> [SHORT EXERCISE] Exact reproduction is required for all entries.

> [MATERIAL FOR THE TASK]
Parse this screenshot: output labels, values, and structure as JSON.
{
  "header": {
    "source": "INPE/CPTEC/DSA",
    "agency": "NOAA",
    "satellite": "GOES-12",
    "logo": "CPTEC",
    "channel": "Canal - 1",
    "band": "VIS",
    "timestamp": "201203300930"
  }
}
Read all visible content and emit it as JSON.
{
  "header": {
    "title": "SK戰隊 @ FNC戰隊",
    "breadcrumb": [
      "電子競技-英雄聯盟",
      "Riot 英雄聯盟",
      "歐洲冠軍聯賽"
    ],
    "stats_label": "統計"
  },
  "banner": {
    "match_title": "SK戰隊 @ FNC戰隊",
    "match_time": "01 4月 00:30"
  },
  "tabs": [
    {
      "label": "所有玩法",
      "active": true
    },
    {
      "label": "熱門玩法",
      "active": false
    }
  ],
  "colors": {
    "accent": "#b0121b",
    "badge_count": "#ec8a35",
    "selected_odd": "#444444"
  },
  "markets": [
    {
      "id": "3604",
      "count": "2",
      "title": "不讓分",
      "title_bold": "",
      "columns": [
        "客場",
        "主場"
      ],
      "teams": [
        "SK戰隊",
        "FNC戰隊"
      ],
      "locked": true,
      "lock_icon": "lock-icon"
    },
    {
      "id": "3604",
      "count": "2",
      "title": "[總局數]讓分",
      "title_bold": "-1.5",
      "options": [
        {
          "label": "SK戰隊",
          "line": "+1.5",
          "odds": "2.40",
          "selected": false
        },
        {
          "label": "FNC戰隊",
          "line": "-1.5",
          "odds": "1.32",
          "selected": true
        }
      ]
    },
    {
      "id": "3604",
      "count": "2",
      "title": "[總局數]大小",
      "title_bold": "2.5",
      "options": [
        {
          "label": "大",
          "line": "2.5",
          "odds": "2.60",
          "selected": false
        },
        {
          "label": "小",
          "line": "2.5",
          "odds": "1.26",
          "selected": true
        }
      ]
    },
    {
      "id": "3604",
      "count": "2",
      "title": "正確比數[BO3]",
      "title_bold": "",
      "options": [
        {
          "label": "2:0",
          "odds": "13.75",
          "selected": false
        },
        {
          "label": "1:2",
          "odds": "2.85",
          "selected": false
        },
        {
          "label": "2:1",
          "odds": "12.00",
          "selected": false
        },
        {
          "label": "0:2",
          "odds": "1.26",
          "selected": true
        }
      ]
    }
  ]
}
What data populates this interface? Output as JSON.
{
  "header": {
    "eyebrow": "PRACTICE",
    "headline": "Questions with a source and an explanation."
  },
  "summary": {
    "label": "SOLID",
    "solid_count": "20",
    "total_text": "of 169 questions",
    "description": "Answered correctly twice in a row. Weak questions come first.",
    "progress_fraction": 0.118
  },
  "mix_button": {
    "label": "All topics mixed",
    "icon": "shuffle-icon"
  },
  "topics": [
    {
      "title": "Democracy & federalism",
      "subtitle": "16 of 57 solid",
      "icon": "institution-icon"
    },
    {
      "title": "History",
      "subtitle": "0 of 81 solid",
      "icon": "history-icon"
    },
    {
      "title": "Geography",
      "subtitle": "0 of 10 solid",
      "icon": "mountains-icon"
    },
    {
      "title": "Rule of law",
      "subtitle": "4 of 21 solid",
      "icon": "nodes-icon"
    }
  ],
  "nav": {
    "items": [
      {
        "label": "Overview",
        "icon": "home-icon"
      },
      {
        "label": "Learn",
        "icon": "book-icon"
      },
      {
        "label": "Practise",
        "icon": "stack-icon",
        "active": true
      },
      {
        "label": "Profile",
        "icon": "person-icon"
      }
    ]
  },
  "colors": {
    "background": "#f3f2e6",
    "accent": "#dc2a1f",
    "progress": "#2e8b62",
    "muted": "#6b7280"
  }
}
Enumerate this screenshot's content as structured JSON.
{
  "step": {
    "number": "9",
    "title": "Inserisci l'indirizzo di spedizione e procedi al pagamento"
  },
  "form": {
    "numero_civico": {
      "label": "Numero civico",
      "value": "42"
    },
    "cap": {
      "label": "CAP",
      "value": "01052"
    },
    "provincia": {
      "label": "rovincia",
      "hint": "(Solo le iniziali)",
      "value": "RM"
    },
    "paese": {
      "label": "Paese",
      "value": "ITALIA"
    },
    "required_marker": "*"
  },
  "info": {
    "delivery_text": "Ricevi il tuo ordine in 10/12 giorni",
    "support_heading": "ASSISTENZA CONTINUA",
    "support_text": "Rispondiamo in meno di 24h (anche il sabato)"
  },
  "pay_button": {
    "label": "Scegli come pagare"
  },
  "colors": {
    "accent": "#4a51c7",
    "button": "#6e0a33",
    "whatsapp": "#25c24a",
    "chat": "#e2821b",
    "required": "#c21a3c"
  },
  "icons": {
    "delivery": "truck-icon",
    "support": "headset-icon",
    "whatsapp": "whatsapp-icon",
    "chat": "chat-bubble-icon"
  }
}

> [OUTPUT OF THE EXERCISE]
Parse this screenshot: output labels, values, and structure as JSON.
{
  "header": {
    "source": "INPE/CPTEC/DSA",
    "agency": "NOAA",
    "satellite": "GOES-12",
    "logo": "CPTEC",
    "channel": "Canal - 1",
    "band": "VIS",
    "timestamp": "201203300930"
  }
}
Read all visible content and emit it as JSON.
{
  "header": {
    "title": "SK戰隊 @ FNC戰隊",
    "breadcrumb": [
      "電子競技-英雄聯盟",
      "Riot 英雄聯盟",
      "歐洲冠軍聯賽"
    ],
    "stats_label": "統計"
  },
  "banner": {
    "match_title": "SK戰隊 @ FNC戰隊",
    "match_time": "01 4月 00:30"
  },
  "tabs": [
    {
      "label": "所有玩法",
      "active": true
    },
    {
      "label": "熱門玩法",
      "active": false
    }
  ],
  "colors": {
    "accent": "#b0121b",
    "badge_count": "#ec8a35",
    "selected_odd": "#444444"
  },
  "markets": [
    {
      "id": "3604",
      "count": "2",
      "title": "不讓分",
      "title_bold": "",
      "columns": [
        "客場",
        "主場"
      ],
      "teams": [
        "SK戰隊",
        "FNC戰隊"
      ],
      "locked": true,
      "lock_icon": "lock-icon"
    },
    {
      "id": "3604",
      "count": "2",
      "title": "[總局數]讓分",
      "title_bold": "-1.5",
      "options": [
        {
          "label": "SK戰隊",
          "line": "+1.5",
          "odds": "2.40",
          "selected": false
        },
        {
          "label": "FNC戰隊",
          "line": "-1.5",
          "odds": "1.32",
          "selected": true
        }
      ]
    },
    {
      "id": "3604",
      "count": "2",
      "title": "[總局數]大小",
      "title_bold": "2.5",
      "options": [
        {
          "label": "大",
          "line": "2.5",
          "odds": "2.60",
          "selected": false
        },
        {
          "label": "小",
          "line": "2.5",
          "odds": "1.26",
          "selected": true
        }
      ]
    },
    {
      "id": "3604",
      "count": "2",
      "title": "正確比數[BO3]",
      "title_bold": "",
      "options": [
        {
          "label": "2:0",
          "odds": "13.75",
          "selected": false
        },
        {
          "label": "1:2",
          "odds": "2.85",
          "selected": false
        },
        {
          "label": "2:1",
          "odds": "12.00",
          "selected": false
        },
        {
          "label": "0:2",
          "odds": "1.26",
          "selected": true
        }
      ]
    }
  ]
}
What data populates this interface? Output as JSON.
{
  "header": {
    "eyebrow": "PRACTICE",
    "headline": "Questions with a source and an explanation."
  },
  "summary": {
    "label": "SOLID",
    "solid_count": "20",
    "total_text": "of 169 questions",
    "description": "Answered correctly twice in a row. Weak questions come first.",
    "progress_fraction": 0.118
  },
  "mix_button": {
    "label": "All topics mixed",
    "icon": "shuffle-icon"
  },
  "topics": [
    {
      "title": "Democracy & federalism",
      "subtitle": "16 of 57 solid",
      "icon": "institution-icon"
    },
    {
      "title": "History",
      "subtitle": "0 of 81 solid",
      "icon": "history-icon"
    },
    {
      "title": "Geography",
      "subtitle": "0 of 10 solid",
      "icon": "mountains-icon"
    },
    {
      "title": "Rule of law",
      "subtitle": "4 of 21 solid",
      "icon": "nodes-icon"
    }
  ],
  "nav": {
    "items": [
      {
        "label": "Overview",
        "icon": "home-icon"
      },
      {
        "label": "Learn",
        "icon": "book-icon"
      },
      {
        "label": "Practise",
        "icon": "stack-icon",
        "active": true
      },
      {
        "label": "Profile",
        "icon": "person-icon"
      }
    ]
  },
  "colors": {
    "background": "#f3f2e6",
    "accent": "#dc2a1f",
    "progress": "#2e8b62",
    "muted": "#6b7280"
  }
}
Enumerate this screenshot's content as structured JSON.
{
  "step": {
    "number": "9",
    "title": "Inserisci l'indirizzo di spedizione e procedi al pagamento"
  },
  "form": {
    "numero_civico": {
      "label": "Numero civico",
      "value": "42"
    },
    "cap": {
      "label": "CAP",
      "value": "01052"
    },
    "provincia": {
      "label": "rovincia",
      "hint": "(Solo le iniziali)",
      "value": "RM"
    },
    "paese": {
      "label": "Paese",
      "value": "ITALIA"
    },
    "required_marker": "*"
  },
  "info": {
    "delivery_text": "Ricevi il tuo ordine in 10/12 giorni",
    "support_heading": "ASSISTENZA CONTINUA",
    "support_text": "Rispondiamo in meno di 24h (anche il sabato)"
  },
  "pay_button": {
    "label": "Scegli come pagare"
  },
  "colors": {
    "accent": "#4a51c7",
    "button": "#6e0a33",
    "whatsapp": "#25c24a",
    "chat": "#e2821b",
    "required": "#c21a3c"
  },
  "icons": {
    "delivery": "truck-icon",
    "support": "headset-icon",
    "whatsapp": "whatsapp-icon",
    "chat": "chat-bubble-icon"
  }
}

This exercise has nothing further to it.